- _Excerpted data_:
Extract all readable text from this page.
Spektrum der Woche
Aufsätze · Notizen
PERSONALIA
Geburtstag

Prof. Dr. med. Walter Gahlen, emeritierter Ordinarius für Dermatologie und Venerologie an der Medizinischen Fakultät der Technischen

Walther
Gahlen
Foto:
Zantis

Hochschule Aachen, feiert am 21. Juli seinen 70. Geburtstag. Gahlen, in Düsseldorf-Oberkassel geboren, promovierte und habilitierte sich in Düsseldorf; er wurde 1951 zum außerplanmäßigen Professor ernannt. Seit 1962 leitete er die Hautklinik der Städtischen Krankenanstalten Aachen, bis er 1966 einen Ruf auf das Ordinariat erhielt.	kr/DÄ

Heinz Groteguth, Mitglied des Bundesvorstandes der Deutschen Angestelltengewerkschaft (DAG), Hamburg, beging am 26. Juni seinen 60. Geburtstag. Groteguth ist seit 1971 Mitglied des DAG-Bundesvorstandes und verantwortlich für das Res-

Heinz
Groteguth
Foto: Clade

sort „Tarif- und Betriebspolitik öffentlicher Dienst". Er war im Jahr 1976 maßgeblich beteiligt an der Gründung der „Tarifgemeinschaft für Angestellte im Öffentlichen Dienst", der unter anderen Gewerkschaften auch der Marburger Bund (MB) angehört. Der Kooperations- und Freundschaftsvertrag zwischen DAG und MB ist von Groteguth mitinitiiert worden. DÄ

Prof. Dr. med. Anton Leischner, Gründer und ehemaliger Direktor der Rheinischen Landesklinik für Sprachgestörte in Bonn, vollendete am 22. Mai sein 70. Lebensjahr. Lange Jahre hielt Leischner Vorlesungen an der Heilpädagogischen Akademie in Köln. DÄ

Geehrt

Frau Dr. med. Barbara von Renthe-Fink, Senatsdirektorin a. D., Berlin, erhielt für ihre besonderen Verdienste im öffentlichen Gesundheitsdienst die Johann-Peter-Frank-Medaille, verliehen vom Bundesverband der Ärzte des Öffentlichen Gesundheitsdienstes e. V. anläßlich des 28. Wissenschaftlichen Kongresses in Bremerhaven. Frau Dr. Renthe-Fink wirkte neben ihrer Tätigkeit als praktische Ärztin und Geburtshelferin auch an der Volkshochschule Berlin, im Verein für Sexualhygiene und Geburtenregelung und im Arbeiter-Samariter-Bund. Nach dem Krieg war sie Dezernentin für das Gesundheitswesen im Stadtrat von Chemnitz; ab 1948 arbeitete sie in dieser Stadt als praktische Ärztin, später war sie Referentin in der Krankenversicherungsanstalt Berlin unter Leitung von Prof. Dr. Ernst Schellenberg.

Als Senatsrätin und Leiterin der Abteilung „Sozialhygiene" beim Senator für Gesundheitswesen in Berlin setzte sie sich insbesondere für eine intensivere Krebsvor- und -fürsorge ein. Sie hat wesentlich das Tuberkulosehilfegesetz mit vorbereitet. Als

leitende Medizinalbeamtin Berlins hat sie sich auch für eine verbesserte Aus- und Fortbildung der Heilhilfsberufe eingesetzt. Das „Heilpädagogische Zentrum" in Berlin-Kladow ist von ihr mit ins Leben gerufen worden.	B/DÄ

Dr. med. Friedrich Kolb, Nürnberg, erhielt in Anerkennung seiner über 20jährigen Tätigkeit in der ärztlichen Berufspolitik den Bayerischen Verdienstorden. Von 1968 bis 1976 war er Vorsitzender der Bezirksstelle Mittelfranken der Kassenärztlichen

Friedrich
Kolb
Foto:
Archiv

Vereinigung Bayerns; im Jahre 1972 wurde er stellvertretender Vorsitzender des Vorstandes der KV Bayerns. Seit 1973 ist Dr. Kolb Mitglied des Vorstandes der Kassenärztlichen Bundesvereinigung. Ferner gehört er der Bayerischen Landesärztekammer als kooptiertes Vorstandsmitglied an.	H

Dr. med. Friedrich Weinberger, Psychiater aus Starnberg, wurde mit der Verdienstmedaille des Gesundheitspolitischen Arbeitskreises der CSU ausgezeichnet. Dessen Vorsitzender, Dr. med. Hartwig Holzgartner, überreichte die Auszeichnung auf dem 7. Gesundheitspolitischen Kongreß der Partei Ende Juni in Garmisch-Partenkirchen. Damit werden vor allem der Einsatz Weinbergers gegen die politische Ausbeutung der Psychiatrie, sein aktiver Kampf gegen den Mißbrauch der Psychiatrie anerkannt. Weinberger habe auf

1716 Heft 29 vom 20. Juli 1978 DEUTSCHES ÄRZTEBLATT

- _What the exercise asks_: Extract all of the data shown above without alteration.

- _Written reply_:
Extract all readable text from this page.
Spektrum der Woche
Aufsätze · Notizen
PERSONALIA
Geburtstag

Prof. Dr. med. Walter Gahlen, emeritierter Ordinarius für Dermatologie und Venerologie an der Medizinischen Fakultät der Technischen

Walther
Gahlen
Foto:
Zantis

Hochschule Aachen, feiert am 21. Juli seinen 70. Geburtstag. Gahlen, in Düsseldorf-Oberkassel geboren, promovierte und habilitierte sich in Düsseldorf; er wurde 1951 zum außerplanmäßigen Professor ernannt. Seit 1962 leitete er die Hautklinik der Städtischen Krankenanstalten Aachen, bis er 1966 einen Ruf auf das Ordinariat erhielt.	kr/DÄ

Heinz Groteguth, Mitglied des Bundesvorstandes der Deutschen Angestelltengewerkschaft (DAG), Hamburg, beging am 26. Juni seinen 60. Geburtstag. Groteguth ist seit 1971 Mitglied des DAG-Bundesvorstandes und verantwortlich für das Res-

Heinz
Groteguth
Foto: Clade

sort „Tarif- und Betriebspolitik öffentlicher Dienst". Er war im Jahr 1976 maßgeblich beteiligt an der Gründung der „Tarifgemeinschaft für Angestellte im Öffentlichen Dienst", der unter anderen Gewerkschaften auch der Marburger Bund (MB) angehört. Der Kooperations- und Freundschaftsvertrag zwischen DAG und MB ist von Groteguth mitinitiiert worden. DÄ

Prof. Dr. med. Anton Leischner, Gründer und ehemaliger Direktor der Rheinischen Landesklinik für Sprachgestörte in Bonn, vollendete am 22. Mai sein 70. Lebensjahr. Lange Jahre hielt Leischner Vorlesungen an der Heilpädagogischen Akademie in Köln. DÄ

Geehrt

Frau Dr. med. Barbara von Renthe-Fink, Senatsdirektorin a. D., Berlin, erhielt für ihre besonderen Verdienste im öffentlichen Gesundheitsdienst die Johann-Peter-Frank-Medaille, verliehen vom Bundesverband der Ärzte des Öffentlichen Gesundheitsdienstes e. V. anläßlich des 28. Wissenschaftlichen Kongresses in Bremerhaven. Frau Dr. Renthe-Fink wirkte neben ihrer Tätigkeit als praktische Ärztin und Geburtshelferin auch an der Volkshochschule Berlin, im Verein für Sexualhygiene und Geburtenregelung und im Arbeiter-Samariter-Bund. Nach dem Krieg war sie Dezernentin für das Gesundheitswesen im Stadtrat von Chemnitz; ab 1948 arbeitete sie in dieser Stadt als praktische Ärztin, später war sie Referentin in der Krankenversicherungsanstalt Berlin unter Leitung von Prof. Dr. Ernst Schellenberg.

Als Senatsrätin und Leiterin der Abteilung „Sozialhygiene" beim Senator für Gesundheitswesen in Berlin setzte sie sich insbesondere für eine intensivere Krebsvor- und -fürsorge ein. Sie hat wesentlich das Tuberkulosehilfegesetz mit vorbereitet. Als

leitende Medizinalbeamtin Berlins hat sie sich auch für eine verbesserte Aus- und Fortbildung der Heilhilfsberufe eingesetzt. Das „Heilpädagogische Zentrum" in Berlin-Kladow ist von ihr mit ins Leben gerufen worden.	B/DÄ

Dr. med. Friedrich Kolb, Nürnberg, erhielt in Anerkennung seiner über 20jährigen Tätigkeit in der ärztlichen Berufspolitik den Bayerischen Verdienstorden. Von 1968 bis 1976 war er Vorsitzender der Bezirksstelle Mittelfranken der Kassenärztlichen

Friedrich
Kolb
Foto:
Archiv

Vereinigung Bayerns; im Jahre 1972 wurde er stellvertretender Vorsitzender des Vorstandes der KV Bayerns. Seit 1973 ist Dr. Kolb Mitglied des Vorstandes der Kassenärztlichen Bundesvereinigung. Ferner gehört er der Bayerischen Landesärztekammer als kooptiertes Vorstandsmitglied an.	H

Dr. med. Friedrich Weinberger, Psychiater aus Starnberg, wurde mit der Verdienstmedaille des Gesundheitspolitischen Arbeitskreises der CSU ausgezeichnet. Dessen Vorsitzender, Dr. med. Hartwig Holzgartner, überreichte die Auszeichnung auf dem 7. Gesundheitspolitischen Kongreß der Partei Ende Juni in Garmisch-Partenkirchen. Damit werden vor allem der Einsatz Weinbergers gegen die politische Ausbeutung der Psychiatrie, sein aktiver Kampf gegen den Mißbrauch der Psychiatrie anerkannt. Weinberger habe auf

1716 Heft 29 vom 20. Juli 1978 DEUTSCHES ÄRZTEBLATT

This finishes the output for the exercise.